Stated goal: Your task is to transcribe all the entries exactly, excluding pictures.

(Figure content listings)
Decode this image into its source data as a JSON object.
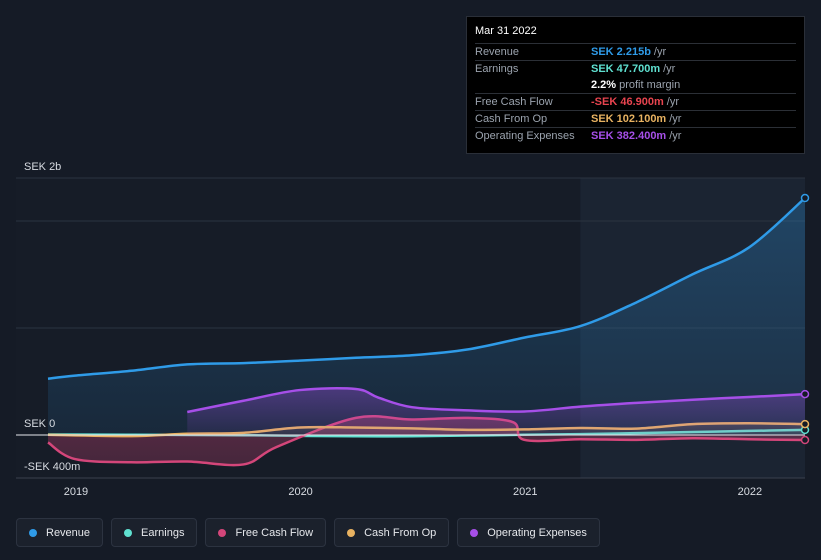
{
  "chart_data": {
    "type": "area",
    "currency": "SEK",
    "ylim": [
      -400,
      2200
    ],
    "y_tick_labels": [
      "SEK 2b",
      "SEK 0",
      "-SEK 400m"
    ],
    "x_tick_labels": [
      "2019",
      "2020",
      "2021",
      "2022"
    ],
    "xlim": [
      2018.88,
      2022.25
    ],
    "highlight_start": 2021.25,
    "series": [
      {
        "name": "Revenue",
        "color": "#2f9be8",
        "x": [
          2018.88,
          2019.0,
          2019.25,
          2019.5,
          2019.75,
          2020.0,
          2020.25,
          2020.5,
          2020.75,
          2021.0,
          2021.25,
          2021.5,
          2021.75,
          2022.0,
          2022.25
        ],
        "values": [
          526,
          555,
          600,
          660,
          672,
          695,
          722,
          745,
          800,
          910,
          1018,
          1240,
          1502,
          1752,
          2215
        ]
      },
      {
        "name": "Earnings",
        "color": "#5fe0d0",
        "x": [
          2018.88,
          2019.25,
          2019.5,
          2019.75,
          2020.0,
          2020.25,
          2020.5,
          2020.75,
          2021.0,
          2021.25,
          2021.5,
          2021.75,
          2022.0,
          2022.25
        ],
        "values": [
          5,
          2,
          0,
          -3,
          -8,
          -12,
          -12,
          -5,
          2,
          8,
          18,
          28,
          38,
          47.7
        ]
      },
      {
        "name": "Free Cash Flow",
        "color": "#d4467a",
        "x": [
          2018.88,
          2019.0,
          2019.25,
          2019.5,
          2019.75,
          2019.9,
          2020.25,
          2020.5,
          2020.75,
          2020.95,
          2021.0,
          2021.25,
          2021.5,
          2021.75,
          2022.0,
          2022.25
        ],
        "values": [
          -70,
          -225,
          -255,
          -248,
          -275,
          -110,
          160,
          145,
          160,
          120,
          -45,
          -40,
          -45,
          -30,
          -40,
          -46.9
        ]
      },
      {
        "name": "Cash From Op",
        "color": "#e8b261",
        "x": [
          2018.88,
          2019.25,
          2019.5,
          2019.75,
          2020.0,
          2020.25,
          2020.5,
          2020.75,
          2021.0,
          2021.25,
          2021.5,
          2021.75,
          2022.0,
          2022.25
        ],
        "values": [
          2,
          -10,
          12,
          20,
          70,
          70,
          62,
          48,
          52,
          65,
          60,
          102,
          110,
          102.1
        ]
      },
      {
        "name": "Operating Expenses",
        "color": "#a64fe8",
        "x": [
          2019.5,
          2019.75,
          2020.0,
          2020.25,
          2020.35,
          2020.5,
          2020.75,
          2021.0,
          2021.25,
          2021.5,
          2021.75,
          2022.0,
          2022.25
        ],
        "values": [
          215,
          320,
          420,
          430,
          350,
          260,
          230,
          220,
          265,
          300,
          330,
          355,
          382.4
        ]
      }
    ]
  },
  "tooltip": {
    "date": "Mar 31 2022",
    "rows": [
      {
        "label": "Revenue",
        "value": "SEK 2.215b",
        "unit": "/yr",
        "color": "#2f9be8"
      },
      {
        "label": "Earnings",
        "value": "SEK 47.700m",
        "unit": "/yr",
        "color": "#5fe0d0"
      },
      {
        "label": "",
        "value": "2.2%",
        "unit": "profit margin",
        "color": "#ffffff"
      },
      {
        "label": "Free Cash Flow",
        "value": "-SEK 46.900m",
        "unit": "/yr",
        "color": "#e8444f"
      },
      {
        "label": "Cash From Op",
        "value": "SEK 102.100m",
        "unit": "/yr",
        "color": "#e8b261"
      },
      {
        "label": "Operating Expenses",
        "value": "SEK 382.400m",
        "unit": "/yr",
        "color": "#a64fe8"
      }
    ]
  },
  "legend": [
    {
      "label": "Revenue",
      "color": "#2f9be8"
    },
    {
      "label": "Earnings",
      "color": "#5fe0d0"
    },
    {
      "label": "Free Cash Flow",
      "color": "#d4467a"
    },
    {
      "label": "Cash From Op",
      "color": "#e8b261"
    },
    {
      "label": "Operating Expenses",
      "color": "#a64fe8"
    }
  ]
}
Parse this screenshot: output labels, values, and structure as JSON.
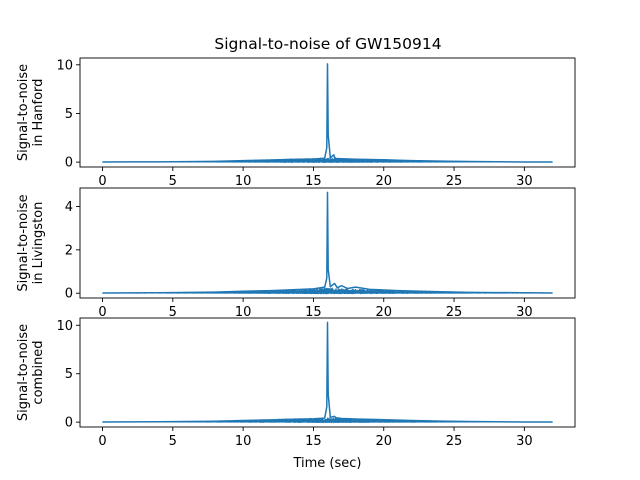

The reply:
Decode this image into its source data as a JSON object.
{
  "chart_data": {
    "type": "area",
    "currency": "SEK",
    "ylim": [
      -400,
      2200
    ],
    "y_tick_labels": [
      "SEK 2b",
      "SEK 0",
      "-SEK 400m"
    ],
    "x_tick_labels": [
      "2019",
      "2020",
      "2021",
      "2022"
    ],
    "xlim": [
      2018.88,
      2022.25
    ],
    "highlight_start": 2021.25,
    "series": [
      {
        "name": "Revenue",
        "color": "#2f9be8",
        "x": [
          2018.88,
          2019.0,
          2019.25,
          2019.5,
          2019.75,
          2020.0,
          2020.25,
          2020.5,
          2020.75,
          2021.0,
          2021.25,
          2021.5,
          2021.75,
          2022.0,
          2022.25
        ],
        "values": [
          526,
          555,
          600,
          660,
          672,
          695,
          722,
          745,
          800,
          910,
          1018,
          1240,
          1502,
          1752,
          2215
        ]
      },
      {
        "name": "Earnings",
        "color": "#5fe0d0",
        "x": [
          2018.88,
          2019.25,
          2019.5,
          2019.75,
          2020.0,
          2020.25,
          2020.5,
          2020.75,
          2021.0,
          2021.25,
          2021.5,
          2021.75,
          2022.0,
          2022.25
        ],
        "values": [
          5,
          2,
          0,
          -3,
          -8,
          -12,
          -12,
          -5,
          2,
          8,
          18,
          28,
          38,
          47.7
        ]
      },
      {
        "name": "Free Cash Flow",
        "color": "#d4467a",
        "x": [
          2018.88,
          2019.0,
          2019.25,
          2019.5,
          2019.75,
          2019.9,
          2020.25,
          2020.5,
          2020.75,
          2020.95,
          2021.0,
          2021.25,
          2021.5,
          2021.75,
          2022.0,
          2022.25
        ],
        "values": [
          -70,
          -225,
          -255,
          -248,
          -275,
          -110,
          160,
          145,
          160,
          120,
          -45,
          -40,
          -45,
          -30,
          -40,
          -46.9
        ]
      },
      {
        "name": "Cash From Op",
        "color": "#e8b261",
        "x": [
          2018.88,
          2019.25,
          2019.5,
          2019.75,
          2020.0,
          2020.25,
          2020.5,
          2020.75,
          2021.0,
          2021.25,
          2021.5,
          2021.75,
          2022.0,
          2022.25
        ],
        "values": [
          2,
          -10,
          12,
          20,
          70,
          70,
          62,
          48,
          52,
          65,
          60,
          102,
          110,
          102.1
        ]
      },
      {
        "name": "Operating Expenses",
        "color": "#a64fe8",
        "x": [
          2019.5,
          2019.75,
          2020.0,
          2020.25,
          2020.35,
          2020.5,
          2020.75,
          2021.0,
          2021.25,
          2021.5,
          2021.75,
          2022.0,
          2022.25
        ],
        "values": [
          215,
          320,
          420,
          430,
          350,
          260,
          230,
          220,
          265,
          300,
          330,
          355,
          382.4
        ]
      }
    ]
  },
  "tooltip": {
    "date": "Mar 31 2022",
    "rows": [
      {
        "label": "Revenue",
        "value": "SEK 2.215b",
        "unit": "/yr",
        "color": "#2f9be8"
      },
      {
        "label": "Earnings",
        "value": "SEK 47.700m",
        "unit": "/yr",
        "color": "#5fe0d0"
      },
      {
        "label": "",
        "value": "2.2%",
        "unit": "profit margin",
        "color": "#ffffff"
      },
      {
        "label": "Free Cash Flow",
        "value": "-SEK 46.900m",
        "unit": "/yr",
        "color": "#e8444f"
      },
      {
        "label": "Cash From Op",
        "value": "SEK 102.100m",
        "unit": "/yr",
        "color": "#e8b261"
      },
      {
        "label": "Operating Expenses",
        "value": "SEK 382.400m",
        "unit": "/yr",
        "color": "#a64fe8"
      }
    ]
  },
  "legend": [
    {
      "label": "Revenue",
      "color": "#2f9be8"
    },
    {
      "label": "Earnings",
      "color": "#5fe0d0"
    },
    {
      "label": "Free Cash Flow",
      "color": "#d4467a"
    },
    {
      "label": "Cash From Op",
      "color": "#e8b261"
    },
    {
      "label": "Operating Expenses",
      "color": "#a64fe8"
    }
  ]
}
Parse this screenshot: output labels, values, and structure as JSON.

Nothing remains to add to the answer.